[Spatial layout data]
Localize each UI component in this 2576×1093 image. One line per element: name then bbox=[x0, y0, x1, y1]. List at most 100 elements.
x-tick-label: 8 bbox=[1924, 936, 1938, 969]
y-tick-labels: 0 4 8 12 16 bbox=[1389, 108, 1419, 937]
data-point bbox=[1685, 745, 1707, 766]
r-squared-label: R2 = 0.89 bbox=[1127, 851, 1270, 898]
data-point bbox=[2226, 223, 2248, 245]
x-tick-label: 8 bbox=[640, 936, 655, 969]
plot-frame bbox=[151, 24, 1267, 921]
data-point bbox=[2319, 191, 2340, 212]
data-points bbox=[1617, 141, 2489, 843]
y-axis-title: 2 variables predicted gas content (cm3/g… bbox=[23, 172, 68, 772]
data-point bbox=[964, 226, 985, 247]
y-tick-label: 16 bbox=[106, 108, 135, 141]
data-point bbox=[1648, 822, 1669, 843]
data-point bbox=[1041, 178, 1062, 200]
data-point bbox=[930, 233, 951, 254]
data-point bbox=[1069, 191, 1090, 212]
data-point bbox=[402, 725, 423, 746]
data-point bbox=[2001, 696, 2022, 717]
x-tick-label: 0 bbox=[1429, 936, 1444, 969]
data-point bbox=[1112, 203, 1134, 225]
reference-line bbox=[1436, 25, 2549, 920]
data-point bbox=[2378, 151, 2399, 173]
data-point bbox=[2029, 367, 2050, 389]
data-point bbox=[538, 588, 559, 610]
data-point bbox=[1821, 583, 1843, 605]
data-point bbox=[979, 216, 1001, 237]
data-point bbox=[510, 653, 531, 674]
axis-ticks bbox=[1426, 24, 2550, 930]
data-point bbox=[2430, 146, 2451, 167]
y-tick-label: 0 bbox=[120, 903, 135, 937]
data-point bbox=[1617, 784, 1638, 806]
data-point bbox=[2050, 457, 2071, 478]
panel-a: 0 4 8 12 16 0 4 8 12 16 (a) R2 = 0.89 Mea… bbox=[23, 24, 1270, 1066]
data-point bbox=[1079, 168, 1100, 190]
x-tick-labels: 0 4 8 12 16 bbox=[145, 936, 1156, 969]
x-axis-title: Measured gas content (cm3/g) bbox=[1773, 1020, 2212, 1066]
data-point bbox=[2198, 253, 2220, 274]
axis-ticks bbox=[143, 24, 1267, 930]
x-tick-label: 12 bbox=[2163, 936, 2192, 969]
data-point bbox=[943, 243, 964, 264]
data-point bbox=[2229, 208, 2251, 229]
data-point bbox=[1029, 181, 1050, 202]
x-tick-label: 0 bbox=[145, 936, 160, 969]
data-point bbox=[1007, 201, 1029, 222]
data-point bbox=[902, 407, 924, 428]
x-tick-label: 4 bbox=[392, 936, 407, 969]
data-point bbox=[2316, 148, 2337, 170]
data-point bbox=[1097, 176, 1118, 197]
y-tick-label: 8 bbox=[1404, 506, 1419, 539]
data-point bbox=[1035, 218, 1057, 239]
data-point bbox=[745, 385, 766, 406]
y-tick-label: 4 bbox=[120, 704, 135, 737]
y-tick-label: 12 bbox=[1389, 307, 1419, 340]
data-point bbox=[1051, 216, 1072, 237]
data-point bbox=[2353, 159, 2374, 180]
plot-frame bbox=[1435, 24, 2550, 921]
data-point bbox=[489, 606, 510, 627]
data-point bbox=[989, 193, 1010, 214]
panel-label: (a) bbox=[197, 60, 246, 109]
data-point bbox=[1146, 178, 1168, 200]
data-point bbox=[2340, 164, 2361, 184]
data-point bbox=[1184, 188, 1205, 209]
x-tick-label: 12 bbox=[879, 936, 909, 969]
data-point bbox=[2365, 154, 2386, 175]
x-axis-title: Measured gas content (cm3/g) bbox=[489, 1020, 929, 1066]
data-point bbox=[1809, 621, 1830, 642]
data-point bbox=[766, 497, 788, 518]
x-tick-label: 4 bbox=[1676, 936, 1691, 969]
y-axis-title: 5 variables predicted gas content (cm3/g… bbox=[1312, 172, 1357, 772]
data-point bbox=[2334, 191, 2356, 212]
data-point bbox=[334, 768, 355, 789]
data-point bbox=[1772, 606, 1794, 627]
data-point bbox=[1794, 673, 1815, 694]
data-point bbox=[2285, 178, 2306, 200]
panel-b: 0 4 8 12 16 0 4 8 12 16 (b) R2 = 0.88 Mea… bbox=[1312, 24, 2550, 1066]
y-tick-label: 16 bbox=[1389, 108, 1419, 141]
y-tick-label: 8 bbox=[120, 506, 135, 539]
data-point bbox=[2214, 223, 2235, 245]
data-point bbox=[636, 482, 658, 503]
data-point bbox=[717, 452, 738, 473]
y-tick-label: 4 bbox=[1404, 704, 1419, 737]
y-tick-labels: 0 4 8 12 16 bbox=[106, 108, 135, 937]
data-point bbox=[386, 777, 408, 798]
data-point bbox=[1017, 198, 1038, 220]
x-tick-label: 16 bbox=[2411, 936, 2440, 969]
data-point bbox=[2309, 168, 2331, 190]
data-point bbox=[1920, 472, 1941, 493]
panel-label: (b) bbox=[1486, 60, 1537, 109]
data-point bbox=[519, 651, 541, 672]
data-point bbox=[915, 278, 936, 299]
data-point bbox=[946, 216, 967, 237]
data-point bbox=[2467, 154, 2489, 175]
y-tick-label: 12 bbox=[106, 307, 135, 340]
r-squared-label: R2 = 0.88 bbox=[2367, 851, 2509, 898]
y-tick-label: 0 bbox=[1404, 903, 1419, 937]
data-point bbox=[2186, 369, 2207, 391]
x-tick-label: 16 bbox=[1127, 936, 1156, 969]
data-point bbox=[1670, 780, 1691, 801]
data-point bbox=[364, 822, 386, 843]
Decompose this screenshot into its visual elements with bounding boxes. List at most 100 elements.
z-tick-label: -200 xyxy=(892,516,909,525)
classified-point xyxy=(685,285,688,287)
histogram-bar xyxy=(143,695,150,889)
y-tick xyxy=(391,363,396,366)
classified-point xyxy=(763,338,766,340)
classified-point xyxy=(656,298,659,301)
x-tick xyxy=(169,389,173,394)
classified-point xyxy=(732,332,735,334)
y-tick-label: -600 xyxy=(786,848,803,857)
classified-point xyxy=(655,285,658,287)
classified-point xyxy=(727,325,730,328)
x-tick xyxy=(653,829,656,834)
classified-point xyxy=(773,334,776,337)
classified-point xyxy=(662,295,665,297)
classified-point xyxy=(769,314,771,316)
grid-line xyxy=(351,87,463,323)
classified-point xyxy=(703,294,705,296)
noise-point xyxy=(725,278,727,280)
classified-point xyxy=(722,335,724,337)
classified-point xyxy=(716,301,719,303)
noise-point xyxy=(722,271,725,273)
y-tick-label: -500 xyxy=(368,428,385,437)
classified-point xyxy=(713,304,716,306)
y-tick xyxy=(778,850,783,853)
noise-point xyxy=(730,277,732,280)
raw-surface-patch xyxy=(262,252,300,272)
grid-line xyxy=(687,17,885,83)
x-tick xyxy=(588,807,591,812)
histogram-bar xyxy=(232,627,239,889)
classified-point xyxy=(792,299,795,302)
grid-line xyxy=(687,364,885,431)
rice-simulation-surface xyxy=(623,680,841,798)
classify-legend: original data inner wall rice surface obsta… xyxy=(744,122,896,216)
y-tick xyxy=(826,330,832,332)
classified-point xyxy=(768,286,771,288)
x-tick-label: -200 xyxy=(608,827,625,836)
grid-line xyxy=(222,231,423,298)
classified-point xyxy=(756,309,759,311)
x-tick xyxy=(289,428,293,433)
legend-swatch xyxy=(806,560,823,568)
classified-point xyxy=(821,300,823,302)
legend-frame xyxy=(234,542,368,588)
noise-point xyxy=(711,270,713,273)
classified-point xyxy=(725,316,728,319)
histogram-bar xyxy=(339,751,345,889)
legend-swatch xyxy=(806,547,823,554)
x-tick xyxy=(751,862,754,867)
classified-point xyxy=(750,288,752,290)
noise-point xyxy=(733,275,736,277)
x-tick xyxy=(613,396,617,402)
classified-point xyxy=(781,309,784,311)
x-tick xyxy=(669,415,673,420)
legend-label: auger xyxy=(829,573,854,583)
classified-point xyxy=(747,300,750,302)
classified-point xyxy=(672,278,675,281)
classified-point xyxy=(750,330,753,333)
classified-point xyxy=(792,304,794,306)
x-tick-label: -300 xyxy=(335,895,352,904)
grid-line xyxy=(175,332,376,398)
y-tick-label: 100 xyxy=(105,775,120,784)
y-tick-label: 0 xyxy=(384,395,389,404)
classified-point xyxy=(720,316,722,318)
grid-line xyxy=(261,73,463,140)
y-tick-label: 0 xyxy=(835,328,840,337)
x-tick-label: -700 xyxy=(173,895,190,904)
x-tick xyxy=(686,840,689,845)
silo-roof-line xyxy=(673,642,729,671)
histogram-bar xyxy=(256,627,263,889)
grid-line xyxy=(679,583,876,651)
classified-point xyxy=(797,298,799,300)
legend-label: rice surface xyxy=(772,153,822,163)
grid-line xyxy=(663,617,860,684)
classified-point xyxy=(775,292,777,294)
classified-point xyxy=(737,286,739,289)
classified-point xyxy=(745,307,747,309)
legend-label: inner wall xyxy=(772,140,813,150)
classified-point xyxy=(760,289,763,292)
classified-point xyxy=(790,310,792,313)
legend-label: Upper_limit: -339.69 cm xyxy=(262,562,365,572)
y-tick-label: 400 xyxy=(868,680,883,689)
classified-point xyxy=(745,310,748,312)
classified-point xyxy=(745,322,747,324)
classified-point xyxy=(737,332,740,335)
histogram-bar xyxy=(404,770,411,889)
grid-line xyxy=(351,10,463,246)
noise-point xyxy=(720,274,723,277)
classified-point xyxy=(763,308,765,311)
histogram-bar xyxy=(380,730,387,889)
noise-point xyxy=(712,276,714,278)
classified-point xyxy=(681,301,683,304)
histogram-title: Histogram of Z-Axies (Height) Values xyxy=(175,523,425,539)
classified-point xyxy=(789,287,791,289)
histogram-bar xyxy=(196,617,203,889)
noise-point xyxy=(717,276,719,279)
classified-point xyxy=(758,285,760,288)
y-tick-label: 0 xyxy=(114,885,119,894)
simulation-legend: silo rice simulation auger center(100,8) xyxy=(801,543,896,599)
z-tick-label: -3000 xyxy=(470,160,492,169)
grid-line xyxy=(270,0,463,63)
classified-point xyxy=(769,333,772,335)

▶ What is being asked: Return the entries from the start through the line containing "data-point bbox=[402, 725, 423, 746]", reproducing each line without changes.

▶ Written response:
Localize each UI component in this 2576×1093 image. One line per element: name then bbox=[x0, y0, x1, y1]. List at most 100 elements.
x-tick-label: 8 bbox=[1924, 936, 1938, 969]
y-tick-labels: 0 4 8 12 16 bbox=[1389, 108, 1419, 937]
data-point bbox=[1685, 745, 1707, 766]
r-squared-label: R2 = 0.89 bbox=[1127, 851, 1270, 898]
data-point bbox=[2226, 223, 2248, 245]
x-tick-label: 8 bbox=[640, 936, 655, 969]
plot-frame bbox=[151, 24, 1267, 921]
data-point bbox=[2319, 191, 2340, 212]
data-points bbox=[1617, 141, 2489, 843]
y-axis-title: 2 variables predicted gas content (cm3/g… bbox=[23, 172, 68, 772]
data-point bbox=[964, 226, 985, 247]
y-tick-label: 16 bbox=[106, 108, 135, 141]
data-point bbox=[1648, 822, 1669, 843]
data-point bbox=[1041, 178, 1062, 200]
data-point bbox=[930, 233, 951, 254]
data-point bbox=[1069, 191, 1090, 212]
data-point bbox=[402, 725, 423, 746]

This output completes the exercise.